WHAT THE EXERCISE ASKS: Copy every line that contains the string "района" from the entries below.

DATA SHOWN:
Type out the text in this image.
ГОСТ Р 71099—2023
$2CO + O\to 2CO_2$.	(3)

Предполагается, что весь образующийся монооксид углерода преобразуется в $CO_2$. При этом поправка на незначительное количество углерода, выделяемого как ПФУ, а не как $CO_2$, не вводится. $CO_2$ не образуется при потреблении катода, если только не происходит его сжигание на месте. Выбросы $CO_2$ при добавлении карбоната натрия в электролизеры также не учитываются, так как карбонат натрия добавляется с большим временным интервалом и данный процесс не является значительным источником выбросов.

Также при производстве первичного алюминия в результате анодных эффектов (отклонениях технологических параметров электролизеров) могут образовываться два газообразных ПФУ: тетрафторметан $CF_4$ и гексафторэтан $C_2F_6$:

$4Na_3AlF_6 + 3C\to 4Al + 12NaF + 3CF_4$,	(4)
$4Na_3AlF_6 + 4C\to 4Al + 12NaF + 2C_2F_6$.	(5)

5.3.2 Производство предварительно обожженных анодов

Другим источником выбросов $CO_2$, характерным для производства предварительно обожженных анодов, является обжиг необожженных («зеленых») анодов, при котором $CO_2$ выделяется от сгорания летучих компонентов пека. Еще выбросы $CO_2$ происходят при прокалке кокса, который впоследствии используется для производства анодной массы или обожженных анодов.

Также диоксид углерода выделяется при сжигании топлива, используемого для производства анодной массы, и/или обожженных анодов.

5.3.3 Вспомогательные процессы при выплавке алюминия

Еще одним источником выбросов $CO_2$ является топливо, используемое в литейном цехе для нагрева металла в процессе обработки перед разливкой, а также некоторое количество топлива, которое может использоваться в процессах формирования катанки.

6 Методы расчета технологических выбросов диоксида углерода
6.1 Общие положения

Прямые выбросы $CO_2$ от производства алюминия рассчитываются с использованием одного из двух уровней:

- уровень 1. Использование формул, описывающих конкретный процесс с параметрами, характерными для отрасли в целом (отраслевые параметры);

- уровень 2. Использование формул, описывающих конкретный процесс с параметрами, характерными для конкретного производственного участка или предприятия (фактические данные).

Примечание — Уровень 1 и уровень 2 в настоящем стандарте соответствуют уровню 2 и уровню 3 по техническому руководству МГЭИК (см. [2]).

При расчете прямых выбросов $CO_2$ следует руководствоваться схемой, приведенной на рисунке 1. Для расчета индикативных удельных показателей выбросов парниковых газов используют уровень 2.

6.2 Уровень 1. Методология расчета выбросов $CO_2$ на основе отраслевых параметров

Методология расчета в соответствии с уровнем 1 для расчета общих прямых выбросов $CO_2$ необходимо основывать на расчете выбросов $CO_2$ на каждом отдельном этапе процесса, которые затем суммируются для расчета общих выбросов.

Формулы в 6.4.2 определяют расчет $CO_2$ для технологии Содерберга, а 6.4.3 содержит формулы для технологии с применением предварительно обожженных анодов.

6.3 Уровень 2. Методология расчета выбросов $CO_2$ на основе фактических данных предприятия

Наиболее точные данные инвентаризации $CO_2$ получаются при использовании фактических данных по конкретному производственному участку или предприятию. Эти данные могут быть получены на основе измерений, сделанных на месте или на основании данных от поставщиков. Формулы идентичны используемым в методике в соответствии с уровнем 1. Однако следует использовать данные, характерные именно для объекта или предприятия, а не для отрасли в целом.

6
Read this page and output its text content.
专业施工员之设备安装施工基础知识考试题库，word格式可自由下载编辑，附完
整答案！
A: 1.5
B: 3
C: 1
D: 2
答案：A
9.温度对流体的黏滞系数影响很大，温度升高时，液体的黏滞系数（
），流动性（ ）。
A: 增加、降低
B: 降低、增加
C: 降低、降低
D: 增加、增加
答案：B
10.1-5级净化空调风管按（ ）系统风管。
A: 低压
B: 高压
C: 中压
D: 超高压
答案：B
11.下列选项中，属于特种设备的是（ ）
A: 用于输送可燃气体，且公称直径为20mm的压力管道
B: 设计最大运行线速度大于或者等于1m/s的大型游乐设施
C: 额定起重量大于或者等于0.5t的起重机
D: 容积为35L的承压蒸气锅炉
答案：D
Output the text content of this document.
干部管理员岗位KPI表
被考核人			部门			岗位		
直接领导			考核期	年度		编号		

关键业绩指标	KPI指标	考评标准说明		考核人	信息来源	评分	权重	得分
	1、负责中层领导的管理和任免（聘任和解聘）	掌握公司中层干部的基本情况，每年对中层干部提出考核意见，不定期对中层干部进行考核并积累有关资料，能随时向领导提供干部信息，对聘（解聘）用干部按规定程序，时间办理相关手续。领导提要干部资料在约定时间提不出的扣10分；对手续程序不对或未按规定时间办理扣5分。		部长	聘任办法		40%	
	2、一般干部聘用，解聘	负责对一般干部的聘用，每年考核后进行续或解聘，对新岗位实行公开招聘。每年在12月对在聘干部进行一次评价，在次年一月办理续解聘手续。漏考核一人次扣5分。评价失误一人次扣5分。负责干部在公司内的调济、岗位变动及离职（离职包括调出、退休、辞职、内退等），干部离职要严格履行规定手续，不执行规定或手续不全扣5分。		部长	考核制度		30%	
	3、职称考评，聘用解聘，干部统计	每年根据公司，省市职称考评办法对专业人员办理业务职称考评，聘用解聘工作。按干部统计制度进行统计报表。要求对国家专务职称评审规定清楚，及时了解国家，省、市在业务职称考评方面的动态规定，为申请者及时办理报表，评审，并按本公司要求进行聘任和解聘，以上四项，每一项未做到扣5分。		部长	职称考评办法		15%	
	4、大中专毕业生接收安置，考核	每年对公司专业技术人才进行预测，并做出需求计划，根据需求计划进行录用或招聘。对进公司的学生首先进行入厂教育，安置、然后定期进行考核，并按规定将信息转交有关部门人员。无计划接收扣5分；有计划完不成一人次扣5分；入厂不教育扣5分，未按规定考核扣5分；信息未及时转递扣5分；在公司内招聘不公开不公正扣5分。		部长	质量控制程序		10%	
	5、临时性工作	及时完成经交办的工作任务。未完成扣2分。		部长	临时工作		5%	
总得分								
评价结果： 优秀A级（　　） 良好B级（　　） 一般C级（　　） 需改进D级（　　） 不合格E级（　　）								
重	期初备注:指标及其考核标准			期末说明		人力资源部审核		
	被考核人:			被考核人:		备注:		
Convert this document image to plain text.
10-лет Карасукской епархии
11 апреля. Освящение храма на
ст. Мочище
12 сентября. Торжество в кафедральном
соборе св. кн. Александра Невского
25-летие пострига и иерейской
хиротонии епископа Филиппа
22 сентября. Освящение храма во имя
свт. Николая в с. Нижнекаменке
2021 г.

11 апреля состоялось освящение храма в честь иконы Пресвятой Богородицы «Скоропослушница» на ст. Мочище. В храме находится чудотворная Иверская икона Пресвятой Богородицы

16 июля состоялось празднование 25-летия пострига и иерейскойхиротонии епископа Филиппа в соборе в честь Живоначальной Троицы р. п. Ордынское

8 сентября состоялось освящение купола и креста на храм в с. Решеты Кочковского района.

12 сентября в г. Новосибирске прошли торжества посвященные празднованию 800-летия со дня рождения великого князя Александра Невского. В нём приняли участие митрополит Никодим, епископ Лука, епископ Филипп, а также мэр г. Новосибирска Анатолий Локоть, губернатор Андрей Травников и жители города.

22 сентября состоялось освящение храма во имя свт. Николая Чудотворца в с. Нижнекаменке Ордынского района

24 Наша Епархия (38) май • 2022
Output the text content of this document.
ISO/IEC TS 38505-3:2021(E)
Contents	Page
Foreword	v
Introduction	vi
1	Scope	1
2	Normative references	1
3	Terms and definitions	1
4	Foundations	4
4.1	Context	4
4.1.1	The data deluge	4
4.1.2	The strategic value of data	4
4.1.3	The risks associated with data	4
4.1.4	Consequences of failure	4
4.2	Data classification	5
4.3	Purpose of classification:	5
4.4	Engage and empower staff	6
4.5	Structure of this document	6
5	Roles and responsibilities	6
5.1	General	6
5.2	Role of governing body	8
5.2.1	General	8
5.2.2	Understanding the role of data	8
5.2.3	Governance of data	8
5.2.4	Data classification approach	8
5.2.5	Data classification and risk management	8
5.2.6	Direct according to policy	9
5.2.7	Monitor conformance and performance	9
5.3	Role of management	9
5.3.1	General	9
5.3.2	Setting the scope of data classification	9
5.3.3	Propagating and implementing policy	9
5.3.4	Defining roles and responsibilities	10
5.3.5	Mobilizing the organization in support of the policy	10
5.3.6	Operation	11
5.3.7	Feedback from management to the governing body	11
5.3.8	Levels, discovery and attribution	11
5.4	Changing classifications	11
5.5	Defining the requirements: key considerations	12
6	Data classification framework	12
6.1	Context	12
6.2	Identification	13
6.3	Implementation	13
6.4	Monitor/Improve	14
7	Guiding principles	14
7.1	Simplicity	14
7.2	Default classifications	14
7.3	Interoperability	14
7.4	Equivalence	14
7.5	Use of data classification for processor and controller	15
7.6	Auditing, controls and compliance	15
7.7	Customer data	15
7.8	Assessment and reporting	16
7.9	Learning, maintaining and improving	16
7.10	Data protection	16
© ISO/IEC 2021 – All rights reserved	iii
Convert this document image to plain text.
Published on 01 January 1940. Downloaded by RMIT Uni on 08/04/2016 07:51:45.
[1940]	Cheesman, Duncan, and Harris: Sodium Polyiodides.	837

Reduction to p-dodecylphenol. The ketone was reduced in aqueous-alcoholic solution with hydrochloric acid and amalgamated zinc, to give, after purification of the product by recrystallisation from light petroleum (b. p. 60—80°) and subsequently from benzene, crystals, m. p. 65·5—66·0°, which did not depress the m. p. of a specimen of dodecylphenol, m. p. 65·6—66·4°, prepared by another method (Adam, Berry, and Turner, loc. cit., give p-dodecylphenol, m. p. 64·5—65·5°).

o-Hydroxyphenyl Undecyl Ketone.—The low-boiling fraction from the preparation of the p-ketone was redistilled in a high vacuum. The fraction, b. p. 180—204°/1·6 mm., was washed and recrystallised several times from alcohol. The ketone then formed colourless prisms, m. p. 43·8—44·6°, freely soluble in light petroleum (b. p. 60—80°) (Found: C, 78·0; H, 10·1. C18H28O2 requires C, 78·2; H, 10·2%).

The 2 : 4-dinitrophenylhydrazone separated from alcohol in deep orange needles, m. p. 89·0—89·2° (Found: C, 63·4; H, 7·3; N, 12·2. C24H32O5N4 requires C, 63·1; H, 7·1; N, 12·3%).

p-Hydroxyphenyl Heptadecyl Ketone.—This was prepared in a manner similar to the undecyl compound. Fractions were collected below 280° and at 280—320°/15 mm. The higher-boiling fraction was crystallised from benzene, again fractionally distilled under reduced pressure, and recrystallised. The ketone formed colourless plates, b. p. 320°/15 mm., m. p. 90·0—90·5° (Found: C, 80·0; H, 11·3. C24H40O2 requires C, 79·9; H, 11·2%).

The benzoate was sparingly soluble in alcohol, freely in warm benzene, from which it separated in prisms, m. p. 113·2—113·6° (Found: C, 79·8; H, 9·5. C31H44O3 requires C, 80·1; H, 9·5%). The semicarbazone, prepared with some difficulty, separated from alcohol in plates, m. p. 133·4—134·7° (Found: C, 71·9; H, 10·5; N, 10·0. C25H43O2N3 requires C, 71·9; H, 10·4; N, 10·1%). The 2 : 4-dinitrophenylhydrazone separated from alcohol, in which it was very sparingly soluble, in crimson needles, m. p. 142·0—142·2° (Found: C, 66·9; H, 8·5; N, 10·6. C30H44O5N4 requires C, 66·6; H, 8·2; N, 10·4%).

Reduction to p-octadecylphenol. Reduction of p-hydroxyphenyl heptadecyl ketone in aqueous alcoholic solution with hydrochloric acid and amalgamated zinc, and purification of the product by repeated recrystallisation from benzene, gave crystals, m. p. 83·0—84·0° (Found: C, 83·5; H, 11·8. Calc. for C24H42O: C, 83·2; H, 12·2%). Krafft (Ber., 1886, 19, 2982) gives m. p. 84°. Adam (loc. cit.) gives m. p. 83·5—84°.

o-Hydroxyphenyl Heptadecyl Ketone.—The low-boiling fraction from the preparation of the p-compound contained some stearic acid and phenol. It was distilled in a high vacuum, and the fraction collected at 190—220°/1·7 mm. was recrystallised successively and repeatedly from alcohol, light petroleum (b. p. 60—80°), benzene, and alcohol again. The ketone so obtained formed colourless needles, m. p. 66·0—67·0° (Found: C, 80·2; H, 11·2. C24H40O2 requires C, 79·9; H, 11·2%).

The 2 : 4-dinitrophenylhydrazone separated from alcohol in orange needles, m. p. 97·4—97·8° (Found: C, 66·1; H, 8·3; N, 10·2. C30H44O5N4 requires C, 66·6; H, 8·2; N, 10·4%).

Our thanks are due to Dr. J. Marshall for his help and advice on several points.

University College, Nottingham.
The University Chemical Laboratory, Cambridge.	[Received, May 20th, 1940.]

SOLUTION TO THE PROBLEM:
8 сентября состоялось освящение купола и креста на храм в с. Решеты Кочковского района.
22 сентября состоялось освящение храма во имя свт. Николая Чудотворца в с. Нижнекаменке Ордынского района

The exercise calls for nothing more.